▶ Goal:
Exactly repeat the material, dropping every picture from the copy.

▶ Input for this task:
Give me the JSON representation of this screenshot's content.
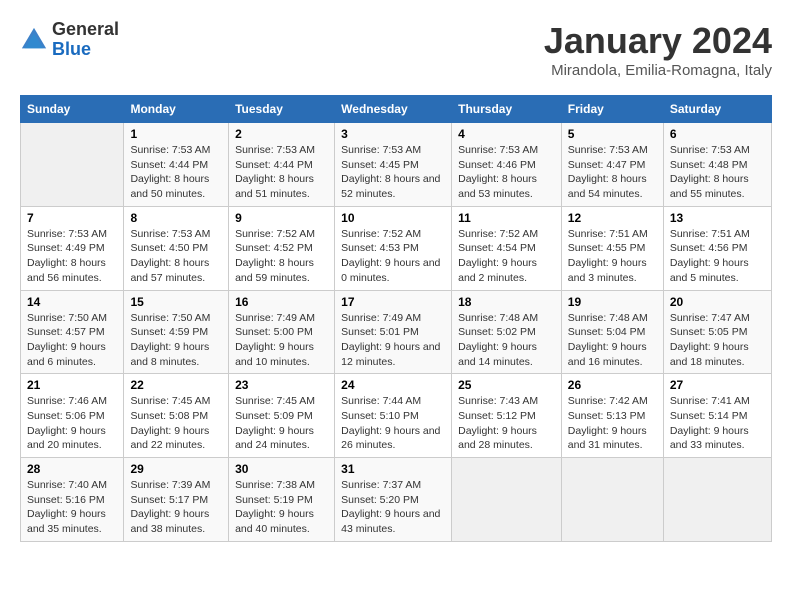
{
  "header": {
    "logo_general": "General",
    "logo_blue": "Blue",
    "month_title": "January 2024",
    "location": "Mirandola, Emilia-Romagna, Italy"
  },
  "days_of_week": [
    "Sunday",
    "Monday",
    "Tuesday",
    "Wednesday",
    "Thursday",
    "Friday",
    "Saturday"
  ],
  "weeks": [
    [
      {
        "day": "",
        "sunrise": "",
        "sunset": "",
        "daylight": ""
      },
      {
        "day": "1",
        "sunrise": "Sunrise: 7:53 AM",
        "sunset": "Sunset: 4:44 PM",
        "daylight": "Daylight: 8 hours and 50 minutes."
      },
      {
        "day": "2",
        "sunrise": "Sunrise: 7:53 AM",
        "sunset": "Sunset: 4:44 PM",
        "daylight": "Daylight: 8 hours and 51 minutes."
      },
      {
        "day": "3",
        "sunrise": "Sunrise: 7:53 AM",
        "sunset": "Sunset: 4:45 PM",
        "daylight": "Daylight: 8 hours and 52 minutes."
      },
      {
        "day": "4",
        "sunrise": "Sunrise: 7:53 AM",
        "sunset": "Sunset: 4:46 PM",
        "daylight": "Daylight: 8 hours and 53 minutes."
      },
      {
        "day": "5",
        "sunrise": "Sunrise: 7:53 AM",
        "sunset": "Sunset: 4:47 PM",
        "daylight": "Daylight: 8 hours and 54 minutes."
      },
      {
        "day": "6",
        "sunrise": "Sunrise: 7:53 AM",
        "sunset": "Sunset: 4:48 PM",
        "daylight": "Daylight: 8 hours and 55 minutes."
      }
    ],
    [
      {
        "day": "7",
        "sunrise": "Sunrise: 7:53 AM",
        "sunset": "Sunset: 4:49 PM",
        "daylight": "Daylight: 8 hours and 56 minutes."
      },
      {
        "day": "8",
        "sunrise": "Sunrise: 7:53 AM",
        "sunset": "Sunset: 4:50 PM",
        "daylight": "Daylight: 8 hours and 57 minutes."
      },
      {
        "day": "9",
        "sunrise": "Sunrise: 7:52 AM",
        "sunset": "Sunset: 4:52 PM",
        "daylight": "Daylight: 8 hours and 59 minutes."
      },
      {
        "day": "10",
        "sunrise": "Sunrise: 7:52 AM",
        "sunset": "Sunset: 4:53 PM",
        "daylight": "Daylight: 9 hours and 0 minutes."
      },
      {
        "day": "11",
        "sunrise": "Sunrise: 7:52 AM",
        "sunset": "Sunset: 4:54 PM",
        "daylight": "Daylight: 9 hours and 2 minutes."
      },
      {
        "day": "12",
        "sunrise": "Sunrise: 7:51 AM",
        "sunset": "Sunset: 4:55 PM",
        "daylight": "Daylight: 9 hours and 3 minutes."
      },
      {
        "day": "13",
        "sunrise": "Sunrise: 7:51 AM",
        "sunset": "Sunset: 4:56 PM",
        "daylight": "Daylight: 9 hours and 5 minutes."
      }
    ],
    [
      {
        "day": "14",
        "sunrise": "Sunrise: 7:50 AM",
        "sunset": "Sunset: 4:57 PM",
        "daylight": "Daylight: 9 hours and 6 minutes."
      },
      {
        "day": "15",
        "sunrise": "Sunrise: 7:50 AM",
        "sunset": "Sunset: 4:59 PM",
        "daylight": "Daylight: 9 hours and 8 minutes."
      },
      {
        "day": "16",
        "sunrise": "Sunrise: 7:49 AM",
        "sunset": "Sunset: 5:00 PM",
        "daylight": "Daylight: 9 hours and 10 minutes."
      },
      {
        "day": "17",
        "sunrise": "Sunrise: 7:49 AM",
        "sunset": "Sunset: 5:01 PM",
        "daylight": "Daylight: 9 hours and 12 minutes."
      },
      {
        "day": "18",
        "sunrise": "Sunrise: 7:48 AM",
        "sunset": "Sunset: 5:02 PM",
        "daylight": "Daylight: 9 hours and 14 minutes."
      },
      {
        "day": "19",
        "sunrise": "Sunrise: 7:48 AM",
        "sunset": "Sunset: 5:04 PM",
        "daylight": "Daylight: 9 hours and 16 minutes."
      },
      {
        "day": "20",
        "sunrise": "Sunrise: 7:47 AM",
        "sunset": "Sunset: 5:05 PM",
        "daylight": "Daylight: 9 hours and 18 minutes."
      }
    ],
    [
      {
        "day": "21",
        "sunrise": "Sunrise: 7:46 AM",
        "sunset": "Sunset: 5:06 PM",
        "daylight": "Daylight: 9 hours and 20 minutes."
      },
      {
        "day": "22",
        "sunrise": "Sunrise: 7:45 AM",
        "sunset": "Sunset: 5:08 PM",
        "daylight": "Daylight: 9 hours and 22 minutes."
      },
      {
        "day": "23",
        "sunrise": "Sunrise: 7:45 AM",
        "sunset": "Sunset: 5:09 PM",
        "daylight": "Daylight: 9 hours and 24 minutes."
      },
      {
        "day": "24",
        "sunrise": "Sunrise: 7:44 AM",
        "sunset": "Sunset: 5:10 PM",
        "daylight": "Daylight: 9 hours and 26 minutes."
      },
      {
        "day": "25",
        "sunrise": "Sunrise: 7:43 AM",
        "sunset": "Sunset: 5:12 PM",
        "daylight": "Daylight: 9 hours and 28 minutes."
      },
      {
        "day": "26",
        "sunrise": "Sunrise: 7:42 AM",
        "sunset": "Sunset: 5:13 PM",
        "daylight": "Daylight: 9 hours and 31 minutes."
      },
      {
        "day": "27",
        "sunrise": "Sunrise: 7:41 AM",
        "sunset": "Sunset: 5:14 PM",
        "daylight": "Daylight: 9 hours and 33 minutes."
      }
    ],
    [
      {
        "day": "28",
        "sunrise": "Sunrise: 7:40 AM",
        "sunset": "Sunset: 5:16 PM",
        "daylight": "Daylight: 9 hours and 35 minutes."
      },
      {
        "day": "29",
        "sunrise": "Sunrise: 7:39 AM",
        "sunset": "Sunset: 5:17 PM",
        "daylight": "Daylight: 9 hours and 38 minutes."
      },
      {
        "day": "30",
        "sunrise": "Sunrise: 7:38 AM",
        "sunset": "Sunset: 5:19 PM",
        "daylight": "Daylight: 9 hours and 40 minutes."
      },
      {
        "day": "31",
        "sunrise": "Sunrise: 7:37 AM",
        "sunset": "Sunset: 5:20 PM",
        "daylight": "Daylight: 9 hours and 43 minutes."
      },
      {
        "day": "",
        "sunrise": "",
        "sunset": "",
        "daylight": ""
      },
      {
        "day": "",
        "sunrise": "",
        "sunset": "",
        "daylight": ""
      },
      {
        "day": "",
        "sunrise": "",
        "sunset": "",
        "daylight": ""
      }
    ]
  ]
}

▶ Exercise solution:
Give me the JSON representation of this screenshot's content.
{
  "header": {
    "logo_general": "General",
    "logo_blue": "Blue",
    "month_title": "January 2024",
    "location": "Mirandola, Emilia-Romagna, Italy"
  },
  "days_of_week": [
    "Sunday",
    "Monday",
    "Tuesday",
    "Wednesday",
    "Thursday",
    "Friday",
    "Saturday"
  ],
  "weeks": [
    [
      {
        "day": "",
        "sunrise": "",
        "sunset": "",
        "daylight": ""
      },
      {
        "day": "1",
        "sunrise": "Sunrise: 7:53 AM",
        "sunset": "Sunset: 4:44 PM",
        "daylight": "Daylight: 8 hours and 50 minutes."
      },
      {
        "day": "2",
        "sunrise": "Sunrise: 7:53 AM",
        "sunset": "Sunset: 4:44 PM",
        "daylight": "Daylight: 8 hours and 51 minutes."
      },
      {
        "day": "3",
        "sunrise": "Sunrise: 7:53 AM",
        "sunset": "Sunset: 4:45 PM",
        "daylight": "Daylight: 8 hours and 52 minutes."
      },
      {
        "day": "4",
        "sunrise": "Sunrise: 7:53 AM",
        "sunset": "Sunset: 4:46 PM",
        "daylight": "Daylight: 8 hours and 53 minutes."
      },
      {
        "day": "5",
        "sunrise": "Sunrise: 7:53 AM",
        "sunset": "Sunset: 4:47 PM",
        "daylight": "Daylight: 8 hours and 54 minutes."
      },
      {
        "day": "6",
        "sunrise": "Sunrise: 7:53 AM",
        "sunset": "Sunset: 4:48 PM",
        "daylight": "Daylight: 8 hours and 55 minutes."
      }
    ],
    [
      {
        "day": "7",
        "sunrise": "Sunrise: 7:53 AM",
        "sunset": "Sunset: 4:49 PM",
        "daylight": "Daylight: 8 hours and 56 minutes."
      },
      {
        "day": "8",
        "sunrise": "Sunrise: 7:53 AM",
        "sunset": "Sunset: 4:50 PM",
        "daylight": "Daylight: 8 hours and 57 minutes."
      },
      {
        "day": "9",
        "sunrise": "Sunrise: 7:52 AM",
        "sunset": "Sunset: 4:52 PM",
        "daylight": "Daylight: 8 hours and 59 minutes."
      },
      {
        "day": "10",
        "sunrise": "Sunrise: 7:52 AM",
        "sunset": "Sunset: 4:53 PM",
        "daylight": "Daylight: 9 hours and 0 minutes."
      },
      {
        "day": "11",
        "sunrise": "Sunrise: 7:52 AM",
        "sunset": "Sunset: 4:54 PM",
        "daylight": "Daylight: 9 hours and 2 minutes."
      },
      {
        "day": "12",
        "sunrise": "Sunrise: 7:51 AM",
        "sunset": "Sunset: 4:55 PM",
        "daylight": "Daylight: 9 hours and 3 minutes."
      },
      {
        "day": "13",
        "sunrise": "Sunrise: 7:51 AM",
        "sunset": "Sunset: 4:56 PM",
        "daylight": "Daylight: 9 hours and 5 minutes."
      }
    ],
    [
      {
        "day": "14",
        "sunrise": "Sunrise: 7:50 AM",
        "sunset": "Sunset: 4:57 PM",
        "daylight": "Daylight: 9 hours and 6 minutes."
      },
      {
        "day": "15",
        "sunrise": "Sunrise: 7:50 AM",
        "sunset": "Sunset: 4:59 PM",
        "daylight": "Daylight: 9 hours and 8 minutes."
      },
      {
        "day": "16",
        "sunrise": "Sunrise: 7:49 AM",
        "sunset": "Sunset: 5:00 PM",
        "daylight": "Daylight: 9 hours and 10 minutes."
      },
      {
        "day": "17",
        "sunrise": "Sunrise: 7:49 AM",
        "sunset": "Sunset: 5:01 PM",
        "daylight": "Daylight: 9 hours and 12 minutes."
      },
      {
        "day": "18",
        "sunrise": "Sunrise: 7:48 AM",
        "sunset": "Sunset: 5:02 PM",
        "daylight": "Daylight: 9 hours and 14 minutes."
      },
      {
        "day": "19",
        "sunrise": "Sunrise: 7:48 AM",
        "sunset": "Sunset: 5:04 PM",
        "daylight": "Daylight: 9 hours and 16 minutes."
      },
      {
        "day": "20",
        "sunrise": "Sunrise: 7:47 AM",
        "sunset": "Sunset: 5:05 PM",
        "daylight": "Daylight: 9 hours and 18 minutes."
      }
    ],
    [
      {
        "day": "21",
        "sunrise": "Sunrise: 7:46 AM",
        "sunset": "Sunset: 5:06 PM",
        "daylight": "Daylight: 9 hours and 20 minutes."
      },
      {
        "day": "22",
        "sunrise": "Sunrise: 7:45 AM",
        "sunset": "Sunset: 5:08 PM",
        "daylight": "Daylight: 9 hours and 22 minutes."
      },
      {
        "day": "23",
        "sunrise": "Sunrise: 7:45 AM",
        "sunset": "Sunset: 5:09 PM",
        "daylight": "Daylight: 9 hours and 24 minutes."
      },
      {
        "day": "24",
        "sunrise": "Sunrise: 7:44 AM",
        "sunset": "Sunset: 5:10 PM",
        "daylight": "Daylight: 9 hours and 26 minutes."
      },
      {
        "day": "25",
        "sunrise": "Sunrise: 7:43 AM",
        "sunset": "Sunset: 5:12 PM",
        "daylight": "Daylight: 9 hours and 28 minutes."
      },
      {
        "day": "26",
        "sunrise": "Sunrise: 7:42 AM",
        "sunset": "Sunset: 5:13 PM",
        "daylight": "Daylight: 9 hours and 31 minutes."
      },
      {
        "day": "27",
        "sunrise": "Sunrise: 7:41 AM",
        "sunset": "Sunset: 5:14 PM",
        "daylight": "Daylight: 9 hours and 33 minutes."
      }
    ],
    [
      {
        "day": "28",
        "sunrise": "Sunrise: 7:40 AM",
        "sunset": "Sunset: 5:16 PM",
        "daylight": "Daylight: 9 hours and 35 minutes."
      },
      {
        "day": "29",
        "sunrise": "Sunrise: 7:39 AM",
        "sunset": "Sunset: 5:17 PM",
        "daylight": "Daylight: 9 hours and 38 minutes."
      },
      {
        "day": "30",
        "sunrise": "Sunrise: 7:38 AM",
        "sunset": "Sunset: 5:19 PM",
        "daylight": "Daylight: 9 hours and 40 minutes."
      },
      {
        "day": "31",
        "sunrise": "Sunrise: 7:37 AM",
        "sunset": "Sunset: 5:20 PM",
        "daylight": "Daylight: 9 hours and 43 minutes."
      },
      {
        "day": "",
        "sunrise": "",
        "sunset": "",
        "daylight": ""
      },
      {
        "day": "",
        "sunrise": "",
        "sunset": "",
        "daylight": ""
      },
      {
        "day": "",
        "sunrise": "",
        "sunset": "",
        "daylight": ""
      }
    ]
  ]
}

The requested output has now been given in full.